What this task involves
Your task is to retype each line of the data below exactly.

Extracted information
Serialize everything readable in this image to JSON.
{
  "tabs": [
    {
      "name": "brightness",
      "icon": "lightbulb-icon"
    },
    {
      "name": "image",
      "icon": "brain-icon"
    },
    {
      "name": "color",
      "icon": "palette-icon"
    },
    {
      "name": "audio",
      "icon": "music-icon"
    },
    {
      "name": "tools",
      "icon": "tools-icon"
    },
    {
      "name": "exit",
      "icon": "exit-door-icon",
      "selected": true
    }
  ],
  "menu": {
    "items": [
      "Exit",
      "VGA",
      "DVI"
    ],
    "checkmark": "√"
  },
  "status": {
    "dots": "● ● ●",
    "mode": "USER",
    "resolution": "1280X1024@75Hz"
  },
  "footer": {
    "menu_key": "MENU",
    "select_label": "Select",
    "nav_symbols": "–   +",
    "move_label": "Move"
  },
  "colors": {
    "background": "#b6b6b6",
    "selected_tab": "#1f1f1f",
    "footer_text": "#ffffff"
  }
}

Output
Serialize everything readable in this image to JSON.
{
  "tabs": [
    {
      "name": "brightness",
      "icon": "lightbulb-icon"
    },
    {
      "name": "image",
      "icon": "brain-icon"
    },
    {
      "name": "color",
      "icon": "palette-icon"
    },
    {
      "name": "audio",
      "icon": "music-icon"
    },
    {
      "name": "tools",
      "icon": "tools-icon"
    },
    {
      "name": "exit",
      "icon": "exit-door-icon",
      "selected": true
    }
  ],
  "menu": {
    "items": [
      "Exit",
      "VGA",
      "DVI"
    ],
    "checkmark": "√"
  },
  "status": {
    "dots": "● ● ●",
    "mode": "USER",
    "resolution": "1280X1024@75Hz"
  },
  "footer": {
    "menu_key": "MENU",
    "select_label": "Select",
    "nav_symbols": "–   +",
    "move_label": "Move"
  },
  "colors": {
    "background": "#b6b6b6",
    "selected_tab": "#1f1f1f",
    "footer_text": "#ffffff"
  }
}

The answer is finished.